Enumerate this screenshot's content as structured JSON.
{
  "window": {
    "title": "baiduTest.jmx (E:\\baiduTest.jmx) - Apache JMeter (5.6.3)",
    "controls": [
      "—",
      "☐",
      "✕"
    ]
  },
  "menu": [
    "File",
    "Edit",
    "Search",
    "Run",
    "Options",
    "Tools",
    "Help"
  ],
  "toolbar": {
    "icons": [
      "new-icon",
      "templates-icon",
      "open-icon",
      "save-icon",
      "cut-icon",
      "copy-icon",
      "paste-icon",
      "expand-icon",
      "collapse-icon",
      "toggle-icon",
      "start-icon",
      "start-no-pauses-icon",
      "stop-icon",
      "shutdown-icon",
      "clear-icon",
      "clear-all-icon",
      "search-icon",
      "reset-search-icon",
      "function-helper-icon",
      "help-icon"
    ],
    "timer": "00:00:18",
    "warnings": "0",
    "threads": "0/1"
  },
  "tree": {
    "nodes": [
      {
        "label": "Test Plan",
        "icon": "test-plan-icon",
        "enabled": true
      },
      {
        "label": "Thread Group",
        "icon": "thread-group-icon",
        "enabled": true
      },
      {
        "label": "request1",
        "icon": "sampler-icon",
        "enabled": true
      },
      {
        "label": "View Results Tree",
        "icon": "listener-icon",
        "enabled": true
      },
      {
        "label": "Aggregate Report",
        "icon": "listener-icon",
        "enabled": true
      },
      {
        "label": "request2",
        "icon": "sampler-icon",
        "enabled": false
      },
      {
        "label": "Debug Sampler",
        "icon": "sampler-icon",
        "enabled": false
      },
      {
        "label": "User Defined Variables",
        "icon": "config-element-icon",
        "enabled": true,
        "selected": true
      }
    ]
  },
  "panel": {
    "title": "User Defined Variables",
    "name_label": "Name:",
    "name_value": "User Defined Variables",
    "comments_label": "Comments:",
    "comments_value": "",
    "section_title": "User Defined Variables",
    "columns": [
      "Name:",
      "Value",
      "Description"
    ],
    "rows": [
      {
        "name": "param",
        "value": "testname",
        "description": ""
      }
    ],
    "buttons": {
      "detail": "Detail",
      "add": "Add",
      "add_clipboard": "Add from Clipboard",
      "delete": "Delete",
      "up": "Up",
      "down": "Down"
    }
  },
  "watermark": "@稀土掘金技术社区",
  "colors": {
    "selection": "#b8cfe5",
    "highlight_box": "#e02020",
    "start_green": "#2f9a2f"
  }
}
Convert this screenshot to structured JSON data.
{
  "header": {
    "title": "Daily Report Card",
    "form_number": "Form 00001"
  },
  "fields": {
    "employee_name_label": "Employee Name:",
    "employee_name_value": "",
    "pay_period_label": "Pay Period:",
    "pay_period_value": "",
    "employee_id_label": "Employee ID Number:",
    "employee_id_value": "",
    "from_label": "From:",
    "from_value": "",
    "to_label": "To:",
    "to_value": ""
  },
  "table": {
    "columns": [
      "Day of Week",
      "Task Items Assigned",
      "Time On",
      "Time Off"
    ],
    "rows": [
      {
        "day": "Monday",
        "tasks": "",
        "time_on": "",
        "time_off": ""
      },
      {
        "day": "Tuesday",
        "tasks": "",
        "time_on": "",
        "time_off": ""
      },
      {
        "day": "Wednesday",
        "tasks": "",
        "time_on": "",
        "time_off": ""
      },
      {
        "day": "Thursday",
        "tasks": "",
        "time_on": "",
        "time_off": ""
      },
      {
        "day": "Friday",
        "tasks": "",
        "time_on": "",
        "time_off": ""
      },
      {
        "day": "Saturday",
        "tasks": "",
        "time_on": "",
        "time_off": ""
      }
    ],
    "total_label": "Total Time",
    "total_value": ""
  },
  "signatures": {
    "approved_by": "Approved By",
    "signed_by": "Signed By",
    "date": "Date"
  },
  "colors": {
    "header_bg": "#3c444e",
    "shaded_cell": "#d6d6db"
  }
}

Written request - Repeat all entries. Match them exactly.

Task output -
Enumerate this screenshot's content as structured JSON.
{
  "window": {
    "title": "baiduTest.jmx (E:\\baiduTest.jmx) - Apache JMeter (5.6.3)",
    "controls": [
      "—",
      "☐",
      "✕"
    ]
  },
  "menu": [
    "File",
    "Edit",
    "Search",
    "Run",
    "Options",
    "Tools",
    "Help"
  ],
  "toolbar": {
    "icons": [
      "new-icon",
      "templates-icon",
      "open-icon",
      "save-icon",
      "cut-icon",
      "copy-icon",
      "paste-icon",
      "expand-icon",
      "collapse-icon",
      "toggle-icon",
      "start-icon",
      "start-no-pauses-icon",
      "stop-icon",
      "shutdown-icon",
      "clear-icon",
      "clear-all-icon",
      "search-icon",
      "reset-search-icon",
      "function-helper-icon",
      "help-icon"
    ],
    "timer": "00:00:18",
    "warnings": "0",
    "threads": "0/1"
  },
  "tree": {
    "nodes": [
      {
        "label": "Test Plan",
        "icon": "test-plan-icon",
        "enabled": true
      },
      {
        "label": "Thread Group",
        "icon": "thread-group-icon",
        "enabled": true
      },
      {
        "label": "request1",
        "icon": "sampler-icon",
        "enabled": true
      },
      {
        "label": "View Results Tree",
        "icon": "listener-icon",
        "enabled": true
      },
      {
        "label": "Aggregate Report",
        "icon": "listener-icon",
        "enabled": true
      },
      {
        "label": "request2",
        "icon": "sampler-icon",
        "enabled": false
      },
      {
        "label": "Debug Sampler",
        "icon": "sampler-icon",
        "enabled": false
      },
      {
        "label": "User Defined Variables",
        "icon": "config-element-icon",
        "enabled": true,
        "selected": true
      }
    ]
  },
  "panel": {
    "title": "User Defined Variables",
    "name_label": "Name:",
    "name_value": "User Defined Variables",
    "comments_label": "Comments:",
    "comments_value": "",
    "section_title": "User Defined Variables",
    "columns": [
      "Name:",
      "Value",
      "Description"
    ],
    "rows": [
      {
        "name": "param",
        "value": "testname",
        "description": ""
      }
    ],
    "buttons": {
      "detail": "Detail",
      "add": "Add",
      "add_clipboard": "Add from Clipboard",
      "delete": "Delete",
      "up": "Up",
      "down": "Down"
    }
  },
  "watermark": "@稀土掘金技术社区",
  "colors": {
    "selection": "#b8cfe5",
    "highlight_box": "#e02020",
    "start_green": "#2f9a2f"
  }
}
Convert this screenshot to structured JSON data.
{
  "header": {
    "title": "Daily Report Card",
    "form_number": "Form 00001"
  },
  "fields": {
    "employee_name_label": "Employee Name:",
    "employee_name_value": "",
    "pay_period_label": "Pay Period:",
    "pay_period_value": "",
    "employee_id_label": "Employee ID Number:",
    "employee_id_value": "",
    "from_label": "From:",
    "from_value": "",
    "to_label": "To:",
    "to_value": ""
  },
  "table": {
    "columns": [
      "Day of Week",
      "Task Items Assigned",
      "Time On",
      "Time Off"
    ],
    "rows": [
      {
        "day": "Monday",
        "tasks": "",
        "time_on": "",
        "time_off": ""
      },
      {
        "day": "Tuesday",
        "tasks": "",
        "time_on": "",
        "time_off": ""
      },
      {
        "day": "Wednesday",
        "tasks": "",
        "time_on": "",
        "time_off": ""
      },
      {
        "day": "Thursday",
        "tasks": "",
        "time_on": "",
        "time_off": ""
      },
      {
        "day": "Friday",
        "tasks": "",
        "time_on": "",
        "time_off": ""
      },
      {
        "day": "Saturday",
        "tasks": "",
        "time_on": "",
        "time_off": ""
      }
    ],
    "total_label": "Total Time",
    "total_value": ""
  },
  "signatures": {
    "approved_by": "Approved By",
    "signed_by": "Signed By",
    "date": "Date"
  },
  "colors": {
    "header_bg": "#3c444e",
    "shaded_cell": "#d6d6db"
  }
}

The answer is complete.